# PROMPT
Reproduce all records exactly.

# PROVIDED INFORMATION
Begin
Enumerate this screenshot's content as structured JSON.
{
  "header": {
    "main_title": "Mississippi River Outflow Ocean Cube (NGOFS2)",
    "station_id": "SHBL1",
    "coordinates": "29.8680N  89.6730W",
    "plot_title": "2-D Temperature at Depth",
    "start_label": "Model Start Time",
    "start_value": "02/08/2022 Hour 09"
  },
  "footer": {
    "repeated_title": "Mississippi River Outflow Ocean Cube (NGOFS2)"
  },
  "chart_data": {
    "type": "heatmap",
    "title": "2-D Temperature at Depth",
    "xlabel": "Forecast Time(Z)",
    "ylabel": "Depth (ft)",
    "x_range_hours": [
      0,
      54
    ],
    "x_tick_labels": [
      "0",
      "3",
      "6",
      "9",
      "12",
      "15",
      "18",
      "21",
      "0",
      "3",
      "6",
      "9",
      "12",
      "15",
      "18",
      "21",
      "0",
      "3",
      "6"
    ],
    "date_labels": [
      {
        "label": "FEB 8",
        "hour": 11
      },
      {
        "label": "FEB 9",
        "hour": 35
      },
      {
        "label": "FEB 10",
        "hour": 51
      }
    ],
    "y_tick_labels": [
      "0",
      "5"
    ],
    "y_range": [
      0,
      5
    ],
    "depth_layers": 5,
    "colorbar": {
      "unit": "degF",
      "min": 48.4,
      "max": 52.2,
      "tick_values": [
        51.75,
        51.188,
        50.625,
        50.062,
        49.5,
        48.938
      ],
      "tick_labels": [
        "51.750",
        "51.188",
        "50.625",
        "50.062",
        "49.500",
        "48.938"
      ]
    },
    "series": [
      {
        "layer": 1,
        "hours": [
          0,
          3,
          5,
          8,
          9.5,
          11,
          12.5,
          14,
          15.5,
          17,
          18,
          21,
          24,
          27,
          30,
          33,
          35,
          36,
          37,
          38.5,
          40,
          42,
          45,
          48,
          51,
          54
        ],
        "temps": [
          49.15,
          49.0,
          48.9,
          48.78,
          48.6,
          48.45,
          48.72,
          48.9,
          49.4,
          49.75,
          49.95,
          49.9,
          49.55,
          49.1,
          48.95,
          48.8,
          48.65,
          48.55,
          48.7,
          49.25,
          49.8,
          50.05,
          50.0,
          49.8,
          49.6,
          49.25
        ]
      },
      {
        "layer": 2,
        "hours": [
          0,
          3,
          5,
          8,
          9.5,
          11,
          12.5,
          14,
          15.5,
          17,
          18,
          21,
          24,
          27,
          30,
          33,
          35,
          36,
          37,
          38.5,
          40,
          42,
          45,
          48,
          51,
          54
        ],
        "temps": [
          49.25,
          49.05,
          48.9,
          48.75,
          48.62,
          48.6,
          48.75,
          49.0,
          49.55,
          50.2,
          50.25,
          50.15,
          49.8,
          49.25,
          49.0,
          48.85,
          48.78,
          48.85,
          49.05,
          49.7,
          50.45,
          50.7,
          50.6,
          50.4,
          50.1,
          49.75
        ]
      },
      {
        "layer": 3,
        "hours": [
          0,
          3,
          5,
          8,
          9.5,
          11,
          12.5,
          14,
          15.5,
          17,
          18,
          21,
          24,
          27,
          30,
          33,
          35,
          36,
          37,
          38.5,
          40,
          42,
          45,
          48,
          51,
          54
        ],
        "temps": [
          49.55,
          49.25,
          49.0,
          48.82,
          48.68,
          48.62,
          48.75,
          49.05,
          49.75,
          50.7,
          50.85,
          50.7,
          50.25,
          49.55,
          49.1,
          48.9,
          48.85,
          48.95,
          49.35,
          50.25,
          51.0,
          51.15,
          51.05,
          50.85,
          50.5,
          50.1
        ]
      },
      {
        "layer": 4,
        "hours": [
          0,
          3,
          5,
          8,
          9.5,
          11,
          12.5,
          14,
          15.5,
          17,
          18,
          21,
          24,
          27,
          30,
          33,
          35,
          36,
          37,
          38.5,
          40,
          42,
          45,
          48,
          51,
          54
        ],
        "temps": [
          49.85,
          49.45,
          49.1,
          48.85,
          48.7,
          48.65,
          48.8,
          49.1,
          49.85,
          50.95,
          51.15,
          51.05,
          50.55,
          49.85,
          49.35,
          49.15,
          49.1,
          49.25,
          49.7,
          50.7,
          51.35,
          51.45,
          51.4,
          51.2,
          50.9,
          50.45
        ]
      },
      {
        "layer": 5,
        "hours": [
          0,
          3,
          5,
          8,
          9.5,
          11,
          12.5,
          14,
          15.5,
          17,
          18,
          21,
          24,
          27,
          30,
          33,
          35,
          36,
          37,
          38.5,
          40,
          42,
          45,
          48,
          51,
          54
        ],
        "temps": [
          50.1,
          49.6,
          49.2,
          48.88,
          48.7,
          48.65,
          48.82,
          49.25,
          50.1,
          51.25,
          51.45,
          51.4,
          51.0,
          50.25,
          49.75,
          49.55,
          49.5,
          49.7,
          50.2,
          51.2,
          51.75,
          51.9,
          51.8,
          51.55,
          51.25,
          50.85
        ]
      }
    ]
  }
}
End
# SOLVED EXERCISE
Enumerate this screenshot's content as structured JSON.
{
  "header": {
    "main_title": "Mississippi River Outflow Ocean Cube (NGOFS2)",
    "station_id": "SHBL1",
    "coordinates": "29.8680N  89.6730W",
    "plot_title": "2-D Temperature at Depth",
    "start_label": "Model Start Time",
    "start_value": "02/08/2022 Hour 09"
  },
  "footer": {
    "repeated_title": "Mississippi River Outflow Ocean Cube (NGOFS2)"
  },
  "chart_data": {
    "type": "heatmap",
    "title": "2-D Temperature at Depth",
    "xlabel": "Forecast Time(Z)",
    "ylabel": "Depth (ft)",
    "x_range_hours": [
      0,
      54
    ],
    "x_tick_labels": [
      "0",
      "3",
      "6",
      "9",
      "12",
      "15",
      "18",
      "21",
      "0",
      "3",
      "6",
      "9",
      "12",
      "15",
      "18",
      "21",
      "0",
      "3",
      "6"
    ],
    "date_labels": [
      {
        "label": "FEB 8",
        "hour": 11
      },
      {
        "label": "FEB 9",
        "hour": 35
      },
      {
        "label": "FEB 10",
        "hour": 51
      }
    ],
    "y_tick_labels": [
      "0",
      "5"
    ],
    "y_range": [
      0,
      5
    ],
    "depth_layers": 5,
    "colorbar": {
      "unit": "degF",
      "min": 48.4,
      "max": 52.2,
      "tick_values": [
        51.75,
        51.188,
        50.625,
        50.062,
        49.5,
        48.938
      ],
      "tick_labels": [
        "51.750",
        "51.188",
        "50.625",
        "50.062",
        "49.500",
        "48.938"
      ]
    },
    "series": [
      {
        "layer": 1,
        "hours": [
          0,
          3,
          5,
          8,
          9.5,
          11,
          12.5,
          14,
          15.5,
          17,
          18,
          21,
          24,
          27,
          30,
          33,
          35,
          36,
          37,
          38.5,
          40,
          42,
          45,
          48,
          51,
          54
        ],
        "temps": [
          49.15,
          49.0,
          48.9,
          48.78,
          48.6,
          48.45,
          48.72,
          48.9,
          49.4,
          49.75,
          49.95,
          49.9,
          49.55,
          49.1,
          48.95,
          48.8,
          48.65,
          48.55,
          48.7,
          49.25,
          49.8,
          50.05,
          50.0,
          49.8,
          49.6,
          49.25
        ]
      },
      {
        "layer": 2,
        "hours": [
          0,
          3,
          5,
          8,
          9.5,
          11,
          12.5,
          14,
          15.5,
          17,
          18,
          21,
          24,
          27,
          30,
          33,
          35,
          36,
          37,
          38.5,
          40,
          42,
          45,
          48,
          51,
          54
        ],
        "temps": [
          49.25,
          49.05,
          48.9,
          48.75,
          48.62,
          48.6,
          48.75,
          49.0,
          49.55,
          50.2,
          50.25,
          50.15,
          49.8,
          49.25,
          49.0,
          48.85,
          48.78,
          48.85,
          49.05,
          49.7,
          50.45,
          50.7,
          50.6,
          50.4,
          50.1,
          49.75
        ]
      },
      {
        "layer": 3,
        "hours": [
          0,
          3,
          5,
          8,
          9.5,
          11,
          12.5,
          14,
          15.5,
          17,
          18,
          21,
          24,
          27,
          30,
          33,
          35,
          36,
          37,
          38.5,
          40,
          42,
          45,
          48,
          51,
          54
        ],
        "temps": [
          49.55,
          49.25,
          49.0,
          48.82,
          48.68,
          48.62,
          48.75,
          49.05,
          49.75,
          50.7,
          50.85,
          50.7,
          50.25,
          49.55,
          49.1,
          48.9,
          48.85,
          48.95,
          49.35,
          50.25,
          51.0,
          51.15,
          51.05,
          50.85,
          50.5,
          50.1
        ]
      },
      {
        "layer": 4,
        "hours": [
          0,
          3,
          5,
          8,
          9.5,
          11,
          12.5,
          14,
          15.5,
          17,
          18,
          21,
          24,
          27,
          30,
          33,
          35,
          36,
          37,
          38.5,
          40,
          42,
          45,
          48,
          51,
          54
        ],
        "temps": [
          49.85,
          49.45,
          49.1,
          48.85,
          48.7,
          48.65,
          48.8,
          49.1,
          49.85,
          50.95,
          51.15,
          51.05,
          50.55,
          49.85,
          49.35,
          49.15,
          49.1,
          49.25,
          49.7,
          50.7,
          51.35,
          51.45,
          51.4,
          51.2,
          50.9,
          50.45
        ]
      },
      {
        "layer": 5,
        "hours": [
          0,
          3,
          5,
          8,
          9.5,
          11,
          12.5,
          14,
          15.5,
          17,
          18,
          21,
          24,
          27,
          30,
          33,
          35,
          36,
          37,
          38.5,
          40,
          42,
          45,
          48,
          51,
          54
        ],
        "temps": [
          50.1,
          49.6,
          49.2,
          48.88,
          48.7,
          48.65,
          48.82,
          49.25,
          50.1,
          51.25,
          51.45,
          51.4,
          51.0,
          50.25,
          49.75,
          49.55,
          49.5,
          49.7,
          50.2,
          51.2,
          51.75,
          51.9,
          51.8,
          51.55,
          51.25,
          50.85
        ]
      }
    ]
  }
}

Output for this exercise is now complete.